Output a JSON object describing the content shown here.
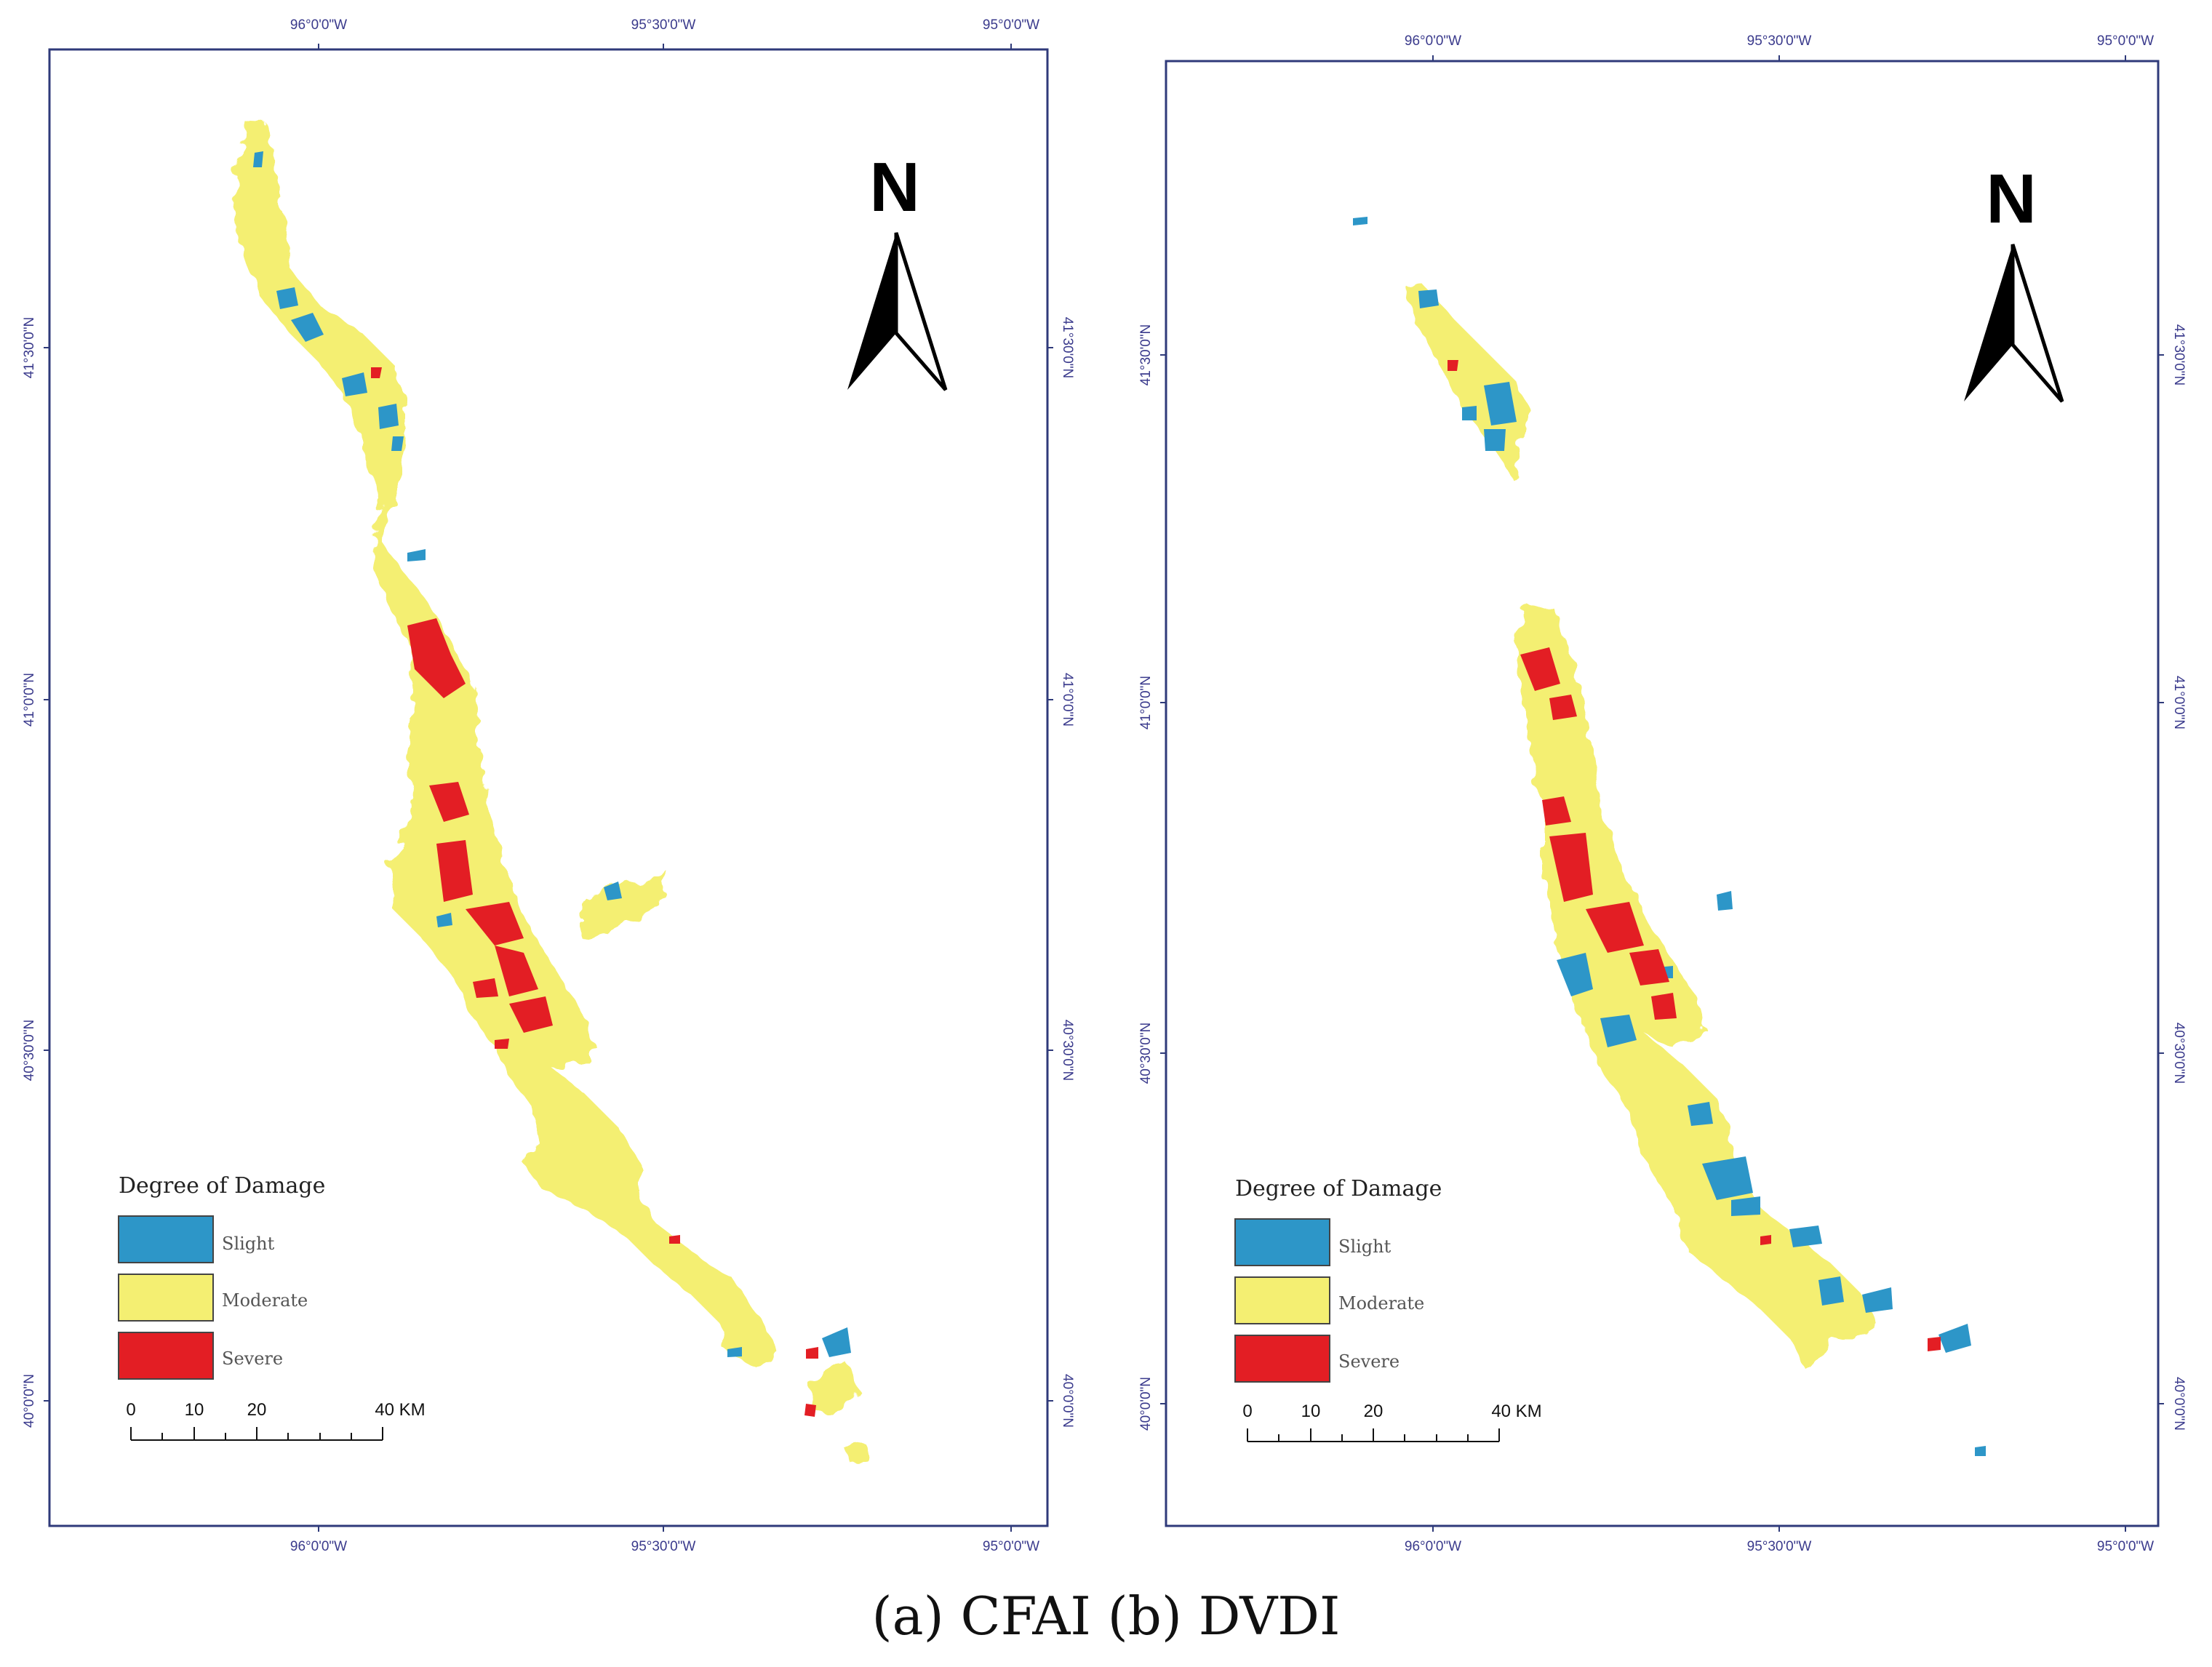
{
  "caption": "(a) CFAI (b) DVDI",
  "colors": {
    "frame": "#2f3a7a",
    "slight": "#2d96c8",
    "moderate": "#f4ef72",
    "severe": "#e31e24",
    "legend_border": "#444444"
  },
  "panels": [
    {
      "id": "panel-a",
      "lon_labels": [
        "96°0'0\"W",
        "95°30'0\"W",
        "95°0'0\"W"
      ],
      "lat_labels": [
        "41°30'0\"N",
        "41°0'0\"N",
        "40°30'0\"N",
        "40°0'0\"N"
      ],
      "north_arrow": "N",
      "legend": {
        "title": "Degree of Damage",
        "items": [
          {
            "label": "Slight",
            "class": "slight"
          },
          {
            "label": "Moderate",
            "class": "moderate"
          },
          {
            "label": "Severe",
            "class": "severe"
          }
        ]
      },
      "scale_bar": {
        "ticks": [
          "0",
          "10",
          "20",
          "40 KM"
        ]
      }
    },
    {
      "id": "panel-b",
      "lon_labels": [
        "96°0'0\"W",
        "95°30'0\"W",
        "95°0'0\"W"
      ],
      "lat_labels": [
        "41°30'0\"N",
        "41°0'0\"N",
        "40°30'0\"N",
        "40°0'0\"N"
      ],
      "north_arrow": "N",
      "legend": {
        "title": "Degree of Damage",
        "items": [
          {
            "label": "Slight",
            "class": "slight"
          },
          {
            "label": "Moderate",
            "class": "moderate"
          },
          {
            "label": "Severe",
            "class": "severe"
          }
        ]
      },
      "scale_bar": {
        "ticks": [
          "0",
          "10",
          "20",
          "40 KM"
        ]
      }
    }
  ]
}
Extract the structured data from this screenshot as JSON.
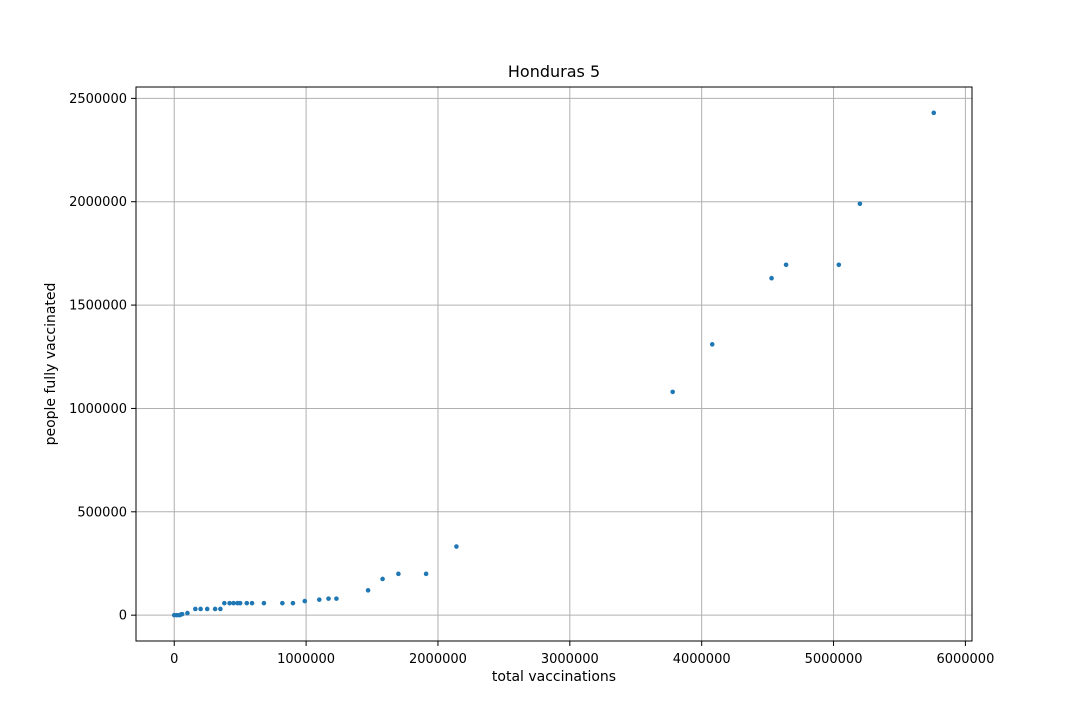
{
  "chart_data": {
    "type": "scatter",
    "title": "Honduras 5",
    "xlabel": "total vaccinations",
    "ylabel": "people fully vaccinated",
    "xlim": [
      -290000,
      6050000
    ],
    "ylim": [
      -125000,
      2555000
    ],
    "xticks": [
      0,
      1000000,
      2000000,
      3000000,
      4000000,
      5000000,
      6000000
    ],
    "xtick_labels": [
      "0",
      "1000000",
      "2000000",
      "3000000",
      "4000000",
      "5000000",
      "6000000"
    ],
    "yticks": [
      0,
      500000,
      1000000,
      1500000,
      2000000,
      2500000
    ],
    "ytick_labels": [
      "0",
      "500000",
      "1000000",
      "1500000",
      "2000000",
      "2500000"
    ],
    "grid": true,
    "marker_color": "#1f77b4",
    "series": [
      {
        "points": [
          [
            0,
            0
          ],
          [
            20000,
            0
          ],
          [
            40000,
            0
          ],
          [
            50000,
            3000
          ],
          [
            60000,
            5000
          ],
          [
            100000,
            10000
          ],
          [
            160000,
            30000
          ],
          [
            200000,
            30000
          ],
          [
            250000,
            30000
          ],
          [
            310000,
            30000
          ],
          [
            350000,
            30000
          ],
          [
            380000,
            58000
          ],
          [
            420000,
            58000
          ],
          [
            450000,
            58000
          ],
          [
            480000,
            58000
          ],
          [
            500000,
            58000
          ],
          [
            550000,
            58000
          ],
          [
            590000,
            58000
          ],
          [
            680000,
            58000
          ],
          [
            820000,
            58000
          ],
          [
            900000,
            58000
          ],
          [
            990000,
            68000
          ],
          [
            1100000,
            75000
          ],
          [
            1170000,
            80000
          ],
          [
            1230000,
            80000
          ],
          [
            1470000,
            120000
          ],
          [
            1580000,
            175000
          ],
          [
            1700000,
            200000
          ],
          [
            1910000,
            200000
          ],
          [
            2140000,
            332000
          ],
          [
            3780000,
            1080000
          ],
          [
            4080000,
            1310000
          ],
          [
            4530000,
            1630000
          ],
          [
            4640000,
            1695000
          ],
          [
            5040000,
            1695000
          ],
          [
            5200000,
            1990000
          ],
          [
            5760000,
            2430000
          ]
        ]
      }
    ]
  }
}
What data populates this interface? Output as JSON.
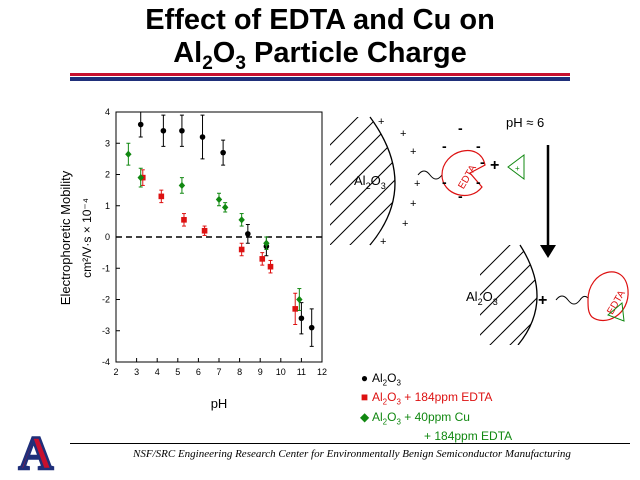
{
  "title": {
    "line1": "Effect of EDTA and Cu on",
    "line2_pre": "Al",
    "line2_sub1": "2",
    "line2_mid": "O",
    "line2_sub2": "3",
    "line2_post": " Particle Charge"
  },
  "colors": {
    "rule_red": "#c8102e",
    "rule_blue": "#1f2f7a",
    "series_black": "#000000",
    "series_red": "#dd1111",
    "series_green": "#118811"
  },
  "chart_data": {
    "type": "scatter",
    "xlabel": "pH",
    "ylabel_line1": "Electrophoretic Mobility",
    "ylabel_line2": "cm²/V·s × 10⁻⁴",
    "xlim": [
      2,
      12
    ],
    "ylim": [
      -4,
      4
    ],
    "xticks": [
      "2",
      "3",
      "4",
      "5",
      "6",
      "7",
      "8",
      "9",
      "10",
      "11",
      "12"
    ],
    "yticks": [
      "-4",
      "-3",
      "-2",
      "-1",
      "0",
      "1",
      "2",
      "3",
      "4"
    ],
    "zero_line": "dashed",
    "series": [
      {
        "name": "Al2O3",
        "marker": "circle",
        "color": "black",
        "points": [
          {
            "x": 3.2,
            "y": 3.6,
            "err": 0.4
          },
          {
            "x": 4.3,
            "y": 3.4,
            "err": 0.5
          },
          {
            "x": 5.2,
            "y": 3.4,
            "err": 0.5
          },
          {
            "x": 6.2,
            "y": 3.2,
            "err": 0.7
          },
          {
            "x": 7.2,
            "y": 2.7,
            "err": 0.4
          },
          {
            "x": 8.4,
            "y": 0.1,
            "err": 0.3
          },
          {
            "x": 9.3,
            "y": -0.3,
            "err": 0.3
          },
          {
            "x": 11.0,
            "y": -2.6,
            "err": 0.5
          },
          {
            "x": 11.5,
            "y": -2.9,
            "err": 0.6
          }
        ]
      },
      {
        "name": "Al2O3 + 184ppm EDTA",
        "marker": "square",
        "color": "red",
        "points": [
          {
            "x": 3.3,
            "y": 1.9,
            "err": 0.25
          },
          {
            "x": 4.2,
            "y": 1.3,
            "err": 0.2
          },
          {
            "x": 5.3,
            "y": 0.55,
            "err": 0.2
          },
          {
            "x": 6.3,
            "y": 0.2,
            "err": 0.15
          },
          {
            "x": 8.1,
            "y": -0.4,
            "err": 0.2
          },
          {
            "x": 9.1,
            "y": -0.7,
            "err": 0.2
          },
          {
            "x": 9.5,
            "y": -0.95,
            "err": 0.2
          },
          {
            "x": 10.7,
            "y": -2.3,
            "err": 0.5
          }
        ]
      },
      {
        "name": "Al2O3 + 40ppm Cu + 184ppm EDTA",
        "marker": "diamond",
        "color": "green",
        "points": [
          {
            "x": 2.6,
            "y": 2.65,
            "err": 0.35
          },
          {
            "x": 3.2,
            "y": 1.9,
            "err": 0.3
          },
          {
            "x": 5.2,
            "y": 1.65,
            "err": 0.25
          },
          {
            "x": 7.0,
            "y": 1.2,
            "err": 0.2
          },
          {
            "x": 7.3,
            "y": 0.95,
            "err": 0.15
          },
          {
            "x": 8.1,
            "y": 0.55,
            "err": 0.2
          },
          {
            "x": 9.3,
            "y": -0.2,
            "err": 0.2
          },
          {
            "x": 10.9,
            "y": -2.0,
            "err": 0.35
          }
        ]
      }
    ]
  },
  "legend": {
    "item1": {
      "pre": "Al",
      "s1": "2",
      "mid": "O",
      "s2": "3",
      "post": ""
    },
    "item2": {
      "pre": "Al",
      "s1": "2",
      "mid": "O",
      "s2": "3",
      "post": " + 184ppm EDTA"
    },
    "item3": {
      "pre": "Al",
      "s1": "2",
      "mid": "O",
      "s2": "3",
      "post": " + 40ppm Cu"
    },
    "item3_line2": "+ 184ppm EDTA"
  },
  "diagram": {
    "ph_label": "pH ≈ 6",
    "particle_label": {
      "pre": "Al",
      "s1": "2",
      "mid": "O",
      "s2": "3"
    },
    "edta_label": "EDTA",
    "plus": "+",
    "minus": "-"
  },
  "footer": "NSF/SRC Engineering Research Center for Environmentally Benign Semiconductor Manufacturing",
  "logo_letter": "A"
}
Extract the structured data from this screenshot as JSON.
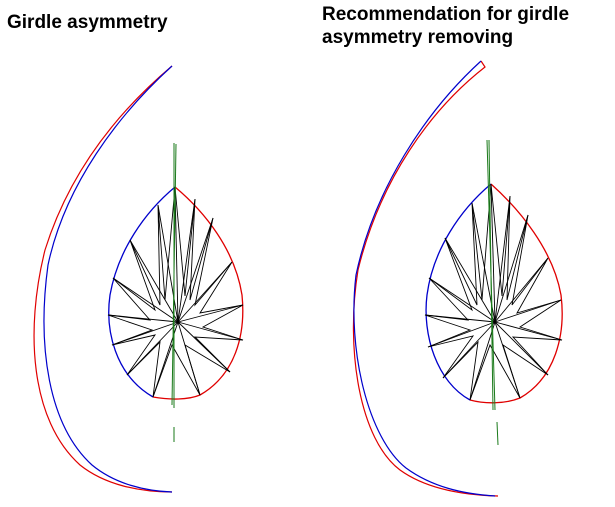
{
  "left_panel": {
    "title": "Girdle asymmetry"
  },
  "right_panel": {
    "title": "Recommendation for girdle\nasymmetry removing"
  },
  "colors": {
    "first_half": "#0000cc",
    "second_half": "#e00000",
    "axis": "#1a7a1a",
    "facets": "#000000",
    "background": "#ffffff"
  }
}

=======

Pull out all lines from the entries above that include the word "title".

REPLY:
        "title": "Degree of Damage",
        "title": "Degree of Damage",
    "title": "Honduras 5",
  "title": {
    "title": "Girdle asymmetry"
    "title": "Recommendation for girdle\nasymmetry removing"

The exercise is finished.